Work instructions: Faithfully return all lines, omitting every embedded picture.
>>>>>
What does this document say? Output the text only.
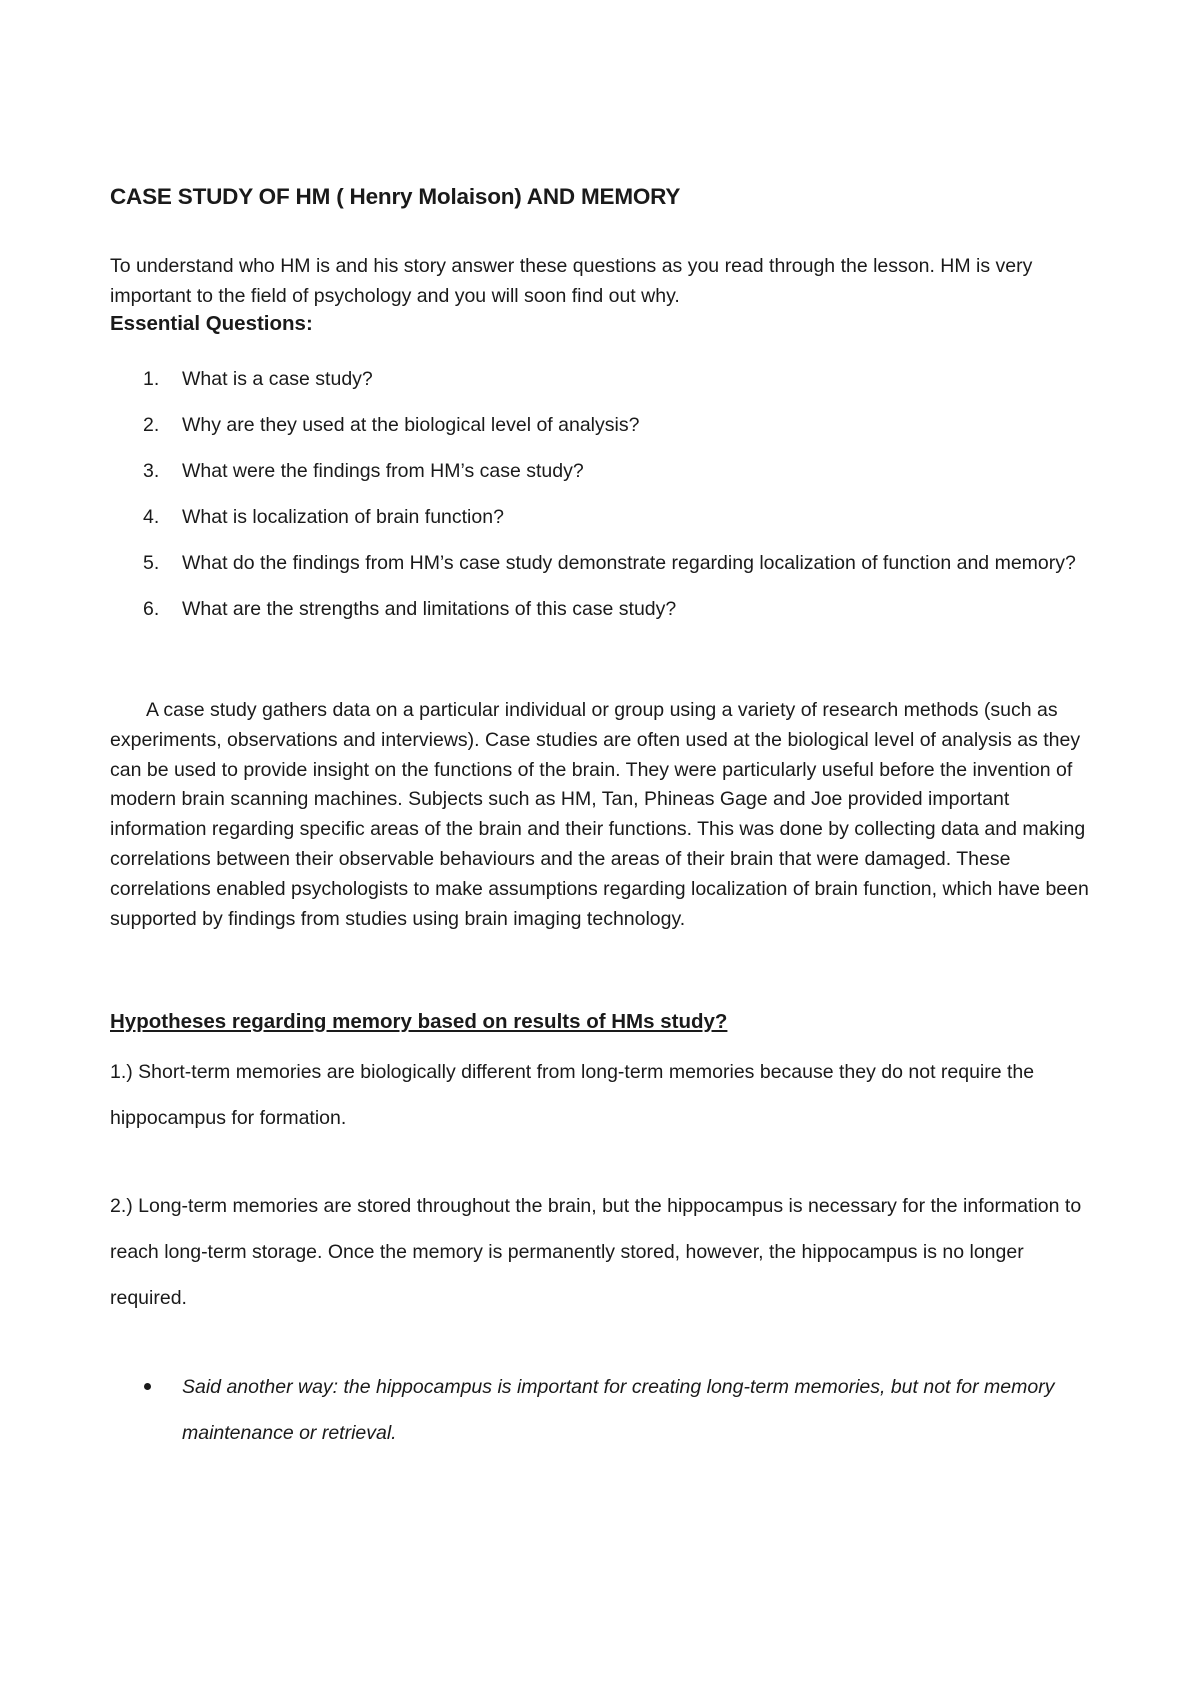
CASE STUDY OF HM ( Henry Molaison) AND MEMORY
To understand who HM is and his story answer these questions as you read through the lesson. HM is very important to the field of psychology and you will soon find out why.
Essential Questions:
1. What is a case study?
2. Why are they used at the biological level of analysis?
3. What were the findings from HM’s case study?
4. What is localization of brain function?
5. What do the findings from HM’s case study demonstrate regarding localization of function and memory?
6. What are the strengths and limitations of this case study?
A case study gathers data on a particular individual or group using a variety of research methods (such as experiments, observations and interviews). Case studies are often used at the biological level of analysis as they can be used to provide insight on the functions of the brain. They were particularly useful before the invention of modern brain scanning machines. Subjects such as HM, Tan, Phineas Gage and Joe provided important information regarding specific areas of the brain and their functions. This was done by collecting data and making correlations between their observable behaviours and the areas of their brain that were damaged. These correlations enabled psychologists to make assumptions regarding localization of brain function, which have been supported by findings from studies using brain imaging technology.
Hypotheses regarding memory based on results of HMs study?
1.) Short-term memories are biologically different from long-term memories because they do not require the hippocampus for formation.
2.) Long-term memories are stored throughout the brain, but the hippocampus is necessary for the information to reach long-term storage. Once the memory is permanently stored, however, the hippocampus is no longer required.
Said another way: the hippocampus is important for creating long-term memories, but not for memory maintenance or retrieval.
<<<<<
Problem solution:
What does this document say? Output the text only.
CASE STUDY OF HM ( Henry Molaison) AND MEMORY
To understand who HM is and his story answer these questions as you read through the lesson. HM is very important to the field of psychology and you will soon find out why.
Essential Questions:
1. What is a case study?
2. Why are they used at the biological level of analysis?
3. What were the findings from HM’s case study?
4. What is localization of brain function?
5. What do the findings from HM’s case study demonstrate regarding localization of function and memory?
6. What are the strengths and limitations of this case study?
A case study gathers data on a particular individual or group using a variety of research methods (such as experiments, observations and interviews). Case studies are often used at the biological level of analysis as they can be used to provide insight on the functions of the brain. They were particularly useful before the invention of modern brain scanning machines. Subjects such as HM, Tan, Phineas Gage and Joe provided important information regarding specific areas of the brain and their functions. This was done by collecting data and making correlations between their observable behaviours and the areas of their brain that were damaged. These correlations enabled psychologists to make assumptions regarding localization of brain function, which have been supported by findings from studies using brain imaging technology.
Hypotheses regarding memory based on results of HMs study?
1.) Short-term memories are biologically different from long-term memories because they do not require the hippocampus for formation.
2.) Long-term memories are stored throughout the brain, but the hippocampus is necessary for the information to reach long-term storage. Once the memory is permanently stored, however, the hippocampus is no longer required.
Said another way: the hippocampus is important for creating long-term memories, but not for memory maintenance or retrieval.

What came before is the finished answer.